[Data excerpts]
+++

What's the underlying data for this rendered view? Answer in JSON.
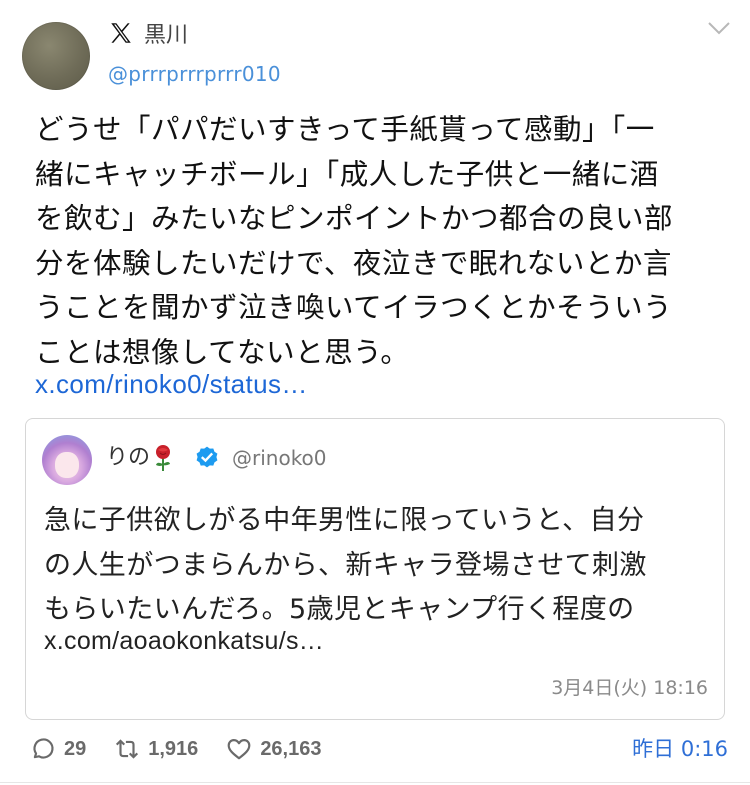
{
  "author": {
    "display_name": "黒川",
    "handle": "@prrrprrrprrr010",
    "avatar_icon": "avatar-image"
  },
  "tweet": {
    "text": "どうせ「パパだいすきって手紙貰って感動」「一\n緒にキャッチボール」「成人した子供と一緒に酒\nを飲む」みたいなピンポイントかつ都合の良い部\n分を体験したいだけで、夜泣きで眠れないとか言\nうことを聞かず泣き喚いてイラつくとかそういう\nことは想像してないと思う。",
    "link": "x.com/rinoko0/status…"
  },
  "quoted": {
    "display_name": "りの",
    "name_emoji": "rose-icon",
    "handle": "@rinoko0",
    "text": "急に子供欲しがる中年男性に限っていうと、自分\nの人生がつまらんから、新キャラ登場させて刺激\nもらいたいんだろ。5歳児とキャンプ行く程度の",
    "link": "x.com/aoaokonkatsu/s…",
    "time": "3月4日(火) 18:16"
  },
  "actions": {
    "replies": "29",
    "retweets": "1,916",
    "likes": "26,163"
  },
  "timestamp": "昨日 0:16",
  "colors": {
    "link": "#1d67d6",
    "handle": "#4a90d9",
    "verified": "#1d9bf0",
    "muted": "#6a6a6a"
  }
}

+++

(Requirement) Reproduce all entries without any change, and omit the pictures.

(Written solution)
What's the underlying data for this rendered view? Answer in JSON.
{
  "author": {
    "display_name": "黒川",
    "handle": "@prrrprrrprrr010",
    "avatar_icon": "avatar-image"
  },
  "tweet": {
    "text": "どうせ「パパだいすきって手紙貰って感動」「一\n緒にキャッチボール」「成人した子供と一緒に酒\nを飲む」みたいなピンポイントかつ都合の良い部\n分を体験したいだけで、夜泣きで眠れないとか言\nうことを聞かず泣き喚いてイラつくとかそういう\nことは想像してないと思う。",
    "link": "x.com/rinoko0/status…"
  },
  "quoted": {
    "display_name": "りの",
    "name_emoji": "rose-icon",
    "handle": "@rinoko0",
    "text": "急に子供欲しがる中年男性に限っていうと、自分\nの人生がつまらんから、新キャラ登場させて刺激\nもらいたいんだろ。5歳児とキャンプ行く程度の",
    "link": "x.com/aoaokonkatsu/s…",
    "time": "3月4日(火) 18:16"
  },
  "actions": {
    "replies": "29",
    "retweets": "1,916",
    "likes": "26,163"
  },
  "timestamp": "昨日 0:16",
  "colors": {
    "link": "#1d67d6",
    "handle": "#4a90d9",
    "verified": "#1d9bf0",
    "muted": "#6a6a6a"
  }
}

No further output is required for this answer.